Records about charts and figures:
=-=-=-=-=
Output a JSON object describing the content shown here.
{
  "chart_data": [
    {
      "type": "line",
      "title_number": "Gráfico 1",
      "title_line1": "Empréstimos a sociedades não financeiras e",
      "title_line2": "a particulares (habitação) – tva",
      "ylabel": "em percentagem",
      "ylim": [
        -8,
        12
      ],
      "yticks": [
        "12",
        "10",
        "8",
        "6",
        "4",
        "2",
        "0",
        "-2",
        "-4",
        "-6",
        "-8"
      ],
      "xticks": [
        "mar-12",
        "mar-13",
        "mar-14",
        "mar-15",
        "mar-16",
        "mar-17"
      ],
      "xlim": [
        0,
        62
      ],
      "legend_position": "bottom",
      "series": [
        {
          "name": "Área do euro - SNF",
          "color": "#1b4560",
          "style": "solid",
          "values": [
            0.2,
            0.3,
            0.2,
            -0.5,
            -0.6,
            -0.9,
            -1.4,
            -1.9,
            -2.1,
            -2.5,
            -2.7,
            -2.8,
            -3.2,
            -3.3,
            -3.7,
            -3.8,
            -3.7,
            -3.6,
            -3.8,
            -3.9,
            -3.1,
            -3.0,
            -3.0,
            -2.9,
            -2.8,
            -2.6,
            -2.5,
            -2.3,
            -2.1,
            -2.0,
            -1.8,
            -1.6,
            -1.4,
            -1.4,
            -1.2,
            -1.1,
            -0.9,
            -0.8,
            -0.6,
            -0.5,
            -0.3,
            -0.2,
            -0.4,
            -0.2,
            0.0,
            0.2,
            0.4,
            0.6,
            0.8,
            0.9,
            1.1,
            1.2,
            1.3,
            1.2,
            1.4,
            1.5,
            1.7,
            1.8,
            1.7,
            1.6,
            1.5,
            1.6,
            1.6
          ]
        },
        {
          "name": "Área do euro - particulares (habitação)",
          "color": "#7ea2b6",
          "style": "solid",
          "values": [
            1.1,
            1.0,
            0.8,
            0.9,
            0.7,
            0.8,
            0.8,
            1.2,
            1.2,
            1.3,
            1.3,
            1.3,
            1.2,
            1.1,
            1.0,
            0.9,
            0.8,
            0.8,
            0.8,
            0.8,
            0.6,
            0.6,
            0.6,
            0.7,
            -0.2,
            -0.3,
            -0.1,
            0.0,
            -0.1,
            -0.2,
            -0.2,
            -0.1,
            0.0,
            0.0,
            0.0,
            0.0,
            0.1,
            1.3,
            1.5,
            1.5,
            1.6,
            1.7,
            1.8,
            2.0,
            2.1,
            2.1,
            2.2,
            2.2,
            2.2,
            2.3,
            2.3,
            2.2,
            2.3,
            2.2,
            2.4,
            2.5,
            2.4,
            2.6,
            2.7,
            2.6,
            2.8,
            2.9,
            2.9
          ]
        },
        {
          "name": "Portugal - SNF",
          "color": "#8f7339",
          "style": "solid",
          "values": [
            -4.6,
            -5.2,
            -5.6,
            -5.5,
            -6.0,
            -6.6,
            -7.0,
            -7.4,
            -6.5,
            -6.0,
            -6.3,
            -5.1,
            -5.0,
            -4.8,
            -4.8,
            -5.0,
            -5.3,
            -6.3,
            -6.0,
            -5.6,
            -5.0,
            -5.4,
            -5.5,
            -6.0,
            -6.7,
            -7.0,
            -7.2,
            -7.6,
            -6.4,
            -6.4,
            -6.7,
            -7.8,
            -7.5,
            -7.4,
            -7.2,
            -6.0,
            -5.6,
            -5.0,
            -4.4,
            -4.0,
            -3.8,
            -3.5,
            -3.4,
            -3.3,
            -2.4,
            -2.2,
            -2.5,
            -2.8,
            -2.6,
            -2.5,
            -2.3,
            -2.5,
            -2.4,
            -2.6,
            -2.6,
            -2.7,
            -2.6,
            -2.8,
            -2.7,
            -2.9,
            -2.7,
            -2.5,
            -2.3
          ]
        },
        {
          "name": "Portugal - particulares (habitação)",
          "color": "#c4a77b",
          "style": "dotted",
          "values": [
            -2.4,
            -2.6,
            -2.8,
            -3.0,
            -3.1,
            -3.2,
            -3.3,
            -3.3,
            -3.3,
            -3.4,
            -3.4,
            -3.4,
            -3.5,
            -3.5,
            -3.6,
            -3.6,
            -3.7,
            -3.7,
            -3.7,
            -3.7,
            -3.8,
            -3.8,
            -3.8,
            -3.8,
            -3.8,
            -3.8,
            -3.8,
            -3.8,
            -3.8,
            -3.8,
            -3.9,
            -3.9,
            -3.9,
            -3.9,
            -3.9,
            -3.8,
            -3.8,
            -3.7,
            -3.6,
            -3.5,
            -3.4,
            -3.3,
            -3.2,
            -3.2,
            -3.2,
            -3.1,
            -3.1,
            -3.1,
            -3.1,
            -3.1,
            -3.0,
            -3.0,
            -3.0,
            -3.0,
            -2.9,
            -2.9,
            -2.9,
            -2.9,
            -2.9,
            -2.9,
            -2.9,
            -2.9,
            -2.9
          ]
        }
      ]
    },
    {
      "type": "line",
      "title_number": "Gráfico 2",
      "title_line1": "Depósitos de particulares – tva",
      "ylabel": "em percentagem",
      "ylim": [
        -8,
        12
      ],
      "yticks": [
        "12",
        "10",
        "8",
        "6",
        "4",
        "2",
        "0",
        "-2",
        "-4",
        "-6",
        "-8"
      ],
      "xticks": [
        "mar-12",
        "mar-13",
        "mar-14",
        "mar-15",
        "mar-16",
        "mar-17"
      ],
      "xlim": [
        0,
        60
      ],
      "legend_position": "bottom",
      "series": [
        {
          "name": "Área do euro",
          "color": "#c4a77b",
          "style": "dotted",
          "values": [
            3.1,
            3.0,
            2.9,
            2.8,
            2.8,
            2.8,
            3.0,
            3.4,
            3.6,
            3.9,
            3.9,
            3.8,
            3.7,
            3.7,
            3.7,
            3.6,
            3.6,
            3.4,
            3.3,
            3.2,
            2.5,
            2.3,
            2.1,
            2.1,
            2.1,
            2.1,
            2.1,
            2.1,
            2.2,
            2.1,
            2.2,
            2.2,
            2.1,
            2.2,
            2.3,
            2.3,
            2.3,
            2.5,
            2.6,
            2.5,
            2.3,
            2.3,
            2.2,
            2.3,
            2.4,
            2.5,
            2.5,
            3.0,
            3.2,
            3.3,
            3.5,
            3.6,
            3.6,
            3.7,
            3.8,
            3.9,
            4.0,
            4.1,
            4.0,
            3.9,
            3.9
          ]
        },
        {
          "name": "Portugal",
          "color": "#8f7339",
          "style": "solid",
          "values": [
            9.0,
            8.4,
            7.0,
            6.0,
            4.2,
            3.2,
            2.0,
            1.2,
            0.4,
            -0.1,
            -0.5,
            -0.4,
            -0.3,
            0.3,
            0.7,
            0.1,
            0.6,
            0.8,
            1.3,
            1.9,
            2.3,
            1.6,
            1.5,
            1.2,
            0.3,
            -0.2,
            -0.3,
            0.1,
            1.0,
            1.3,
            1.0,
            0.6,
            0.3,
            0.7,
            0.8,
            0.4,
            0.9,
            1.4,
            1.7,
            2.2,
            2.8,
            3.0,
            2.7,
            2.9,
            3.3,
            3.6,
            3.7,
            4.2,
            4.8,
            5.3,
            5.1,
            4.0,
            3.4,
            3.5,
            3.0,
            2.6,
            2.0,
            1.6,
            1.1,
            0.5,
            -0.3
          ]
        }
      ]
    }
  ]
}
=-=-=-=-=
YOUR TASK -
Leave out every line without the string "Gráfico" and copy the rest.

SOLUTION TO THE EXERCISE -
      "title_number": "Gráfico 1",
      "title_number": "Gráfico 2",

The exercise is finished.